§ **Problem description**
From the records below, extract all the text exactly and leave the images behind.

§ **Task data**
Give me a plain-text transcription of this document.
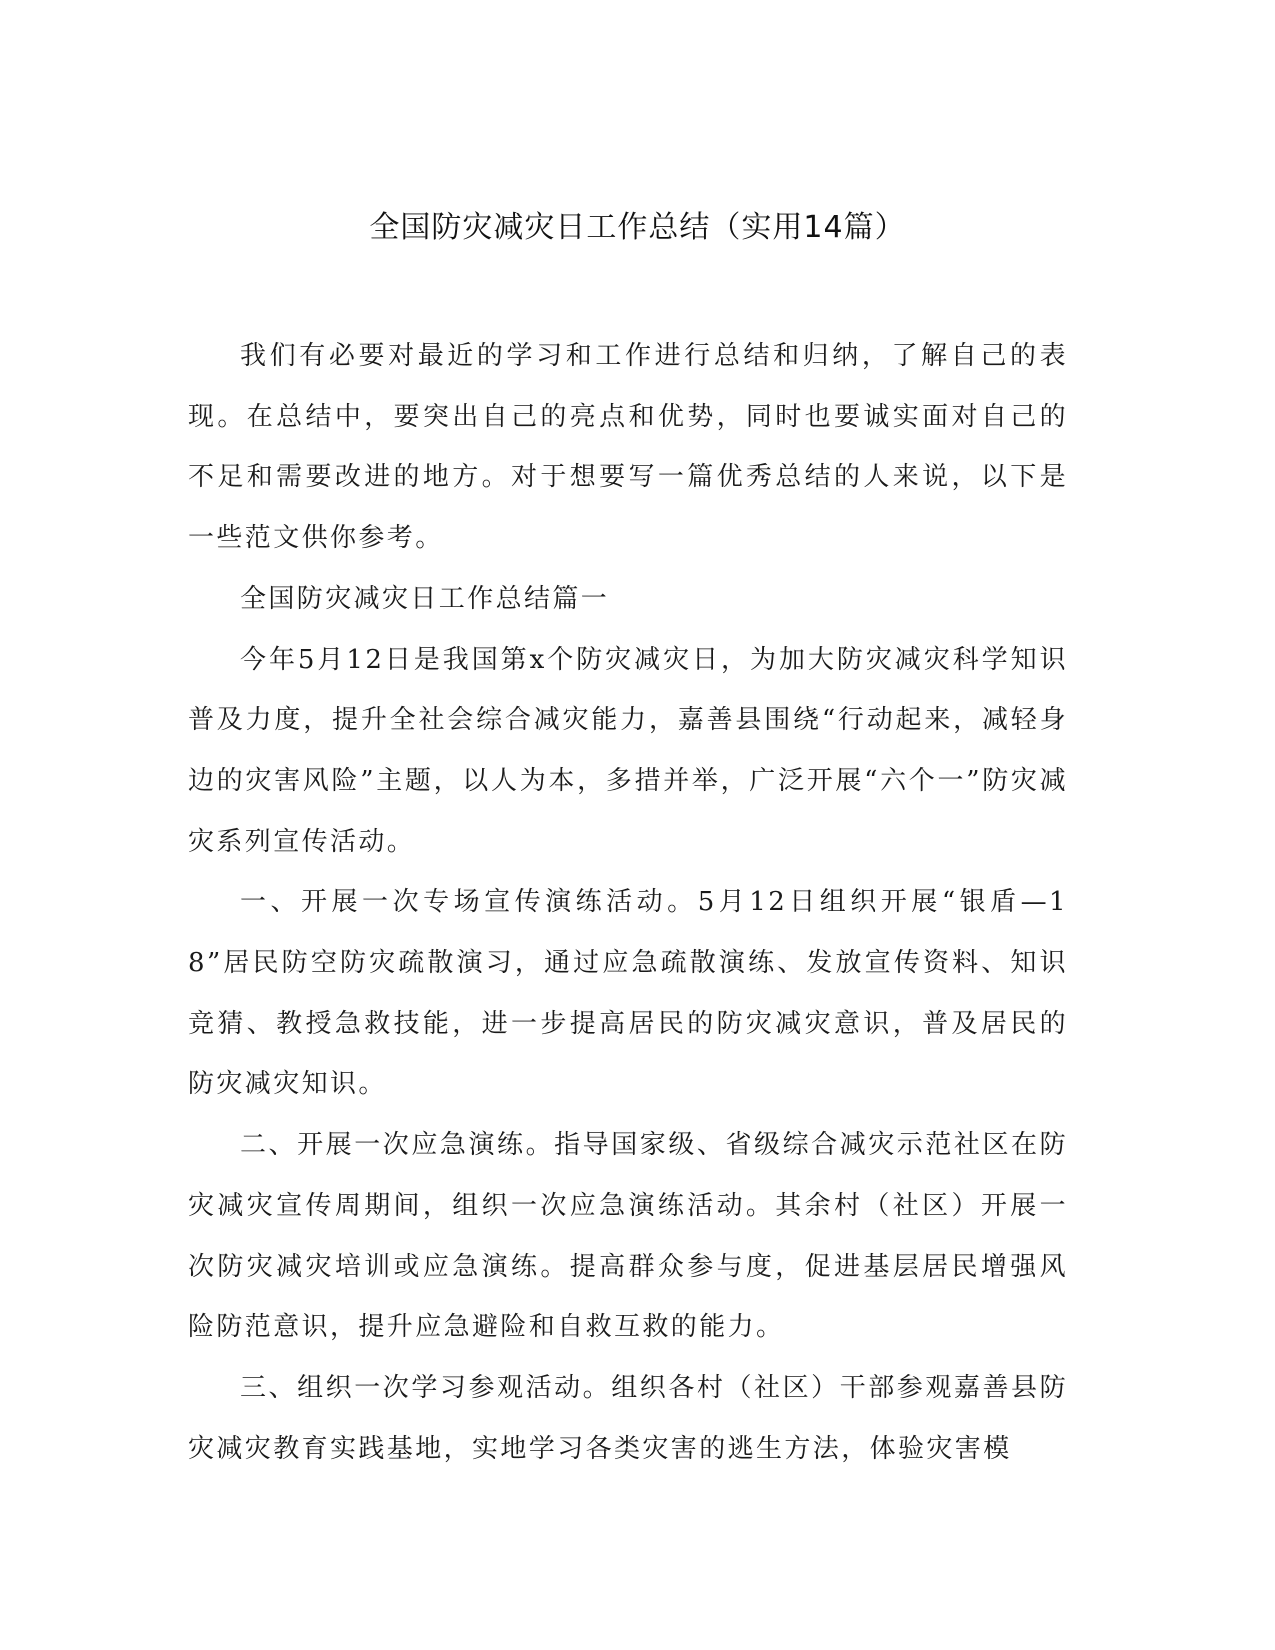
全国防灾减灾日工作总结（实用14篇）

我们有必要对最近的学习和工作进行总结和归纳，了解自己的表现。在总结中，要突出自己的亮点和优势，同时也要诚实面对自己的不足和需要改进的地方。对于想要写一篇优秀总结的人来说，以下是一些范文供你参考。

全国防灾减灾日工作总结篇一

今年5月12日是我国第x个防灾减灾日，为加大防灾减灾科学知识普及力度，提升全社会综合减灾能力，嘉善县围绕“行动起来，减轻身边的灾害风险”主题，以人为本，多措并举，广泛开展“六个一”防灾减灾系列宣传活动。

一、开展一次专场宣传演练活动。5月12日组织开展“银盾—18”居民防空防灾疏散演习，通过应急疏散演练、发放宣传资料、知识竞猜、教授急救技能，进一步提高居民的防灾减灾意识，普及居民的防灾减灾知识。

二、开展一次应急演练。指导国家级、省级综合减灾示范社区在防灾减灾宣传周期间，组织一次应急演练活动。其余村（社区）开展一次防灾减灾培训或应急演练。提高群众参与度，促进基层居民增强风险防范意识，提升应急避险和自救互救的能力。

三、组织一次学习参观活动。组织各村（社区）干部参观嘉善县防灾减灾教育实践基地，实地学习各类灾害的逃生方法，体验灾害模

§ **Task response**
Give me a plain-text transcription of this document.
全国防灾减灾日工作总结（实用14篇）

我们有必要对最近的学习和工作进行总结和归纳，了解自己的表现。在总结中，要突出自己的亮点和优势，同时也要诚实面对自己的不足和需要改进的地方。对于想要写一篇优秀总结的人来说，以下是一些范文供你参考。

全国防灾减灾日工作总结篇一

今年5月12日是我国第x个防灾减灾日，为加大防灾减灾科学知识普及力度，提升全社会综合减灾能力，嘉善县围绕“行动起来，减轻身边的灾害风险”主题，以人为本，多措并举，广泛开展“六个一”防灾减灾系列宣传活动。

一、开展一次专场宣传演练活动。5月12日组织开展“银盾—18”居民防空防灾疏散演习，通过应急疏散演练、发放宣传资料、知识竞猜、教授急救技能，进一步提高居民的防灾减灾意识，普及居民的防灾减灾知识。

二、开展一次应急演练。指导国家级、省级综合减灾示范社区在防灾减灾宣传周期间，组织一次应急演练活动。其余村（社区）开展一次防灾减灾培训或应急演练。提高群众参与度，促进基层居民增强风险防范意识，提升应急避险和自救互救的能力。

三、组织一次学习参观活动。组织各村（社区）干部参观嘉善县防灾减灾教育实践基地，实地学习各类灾害的逃生方法，体验灾害模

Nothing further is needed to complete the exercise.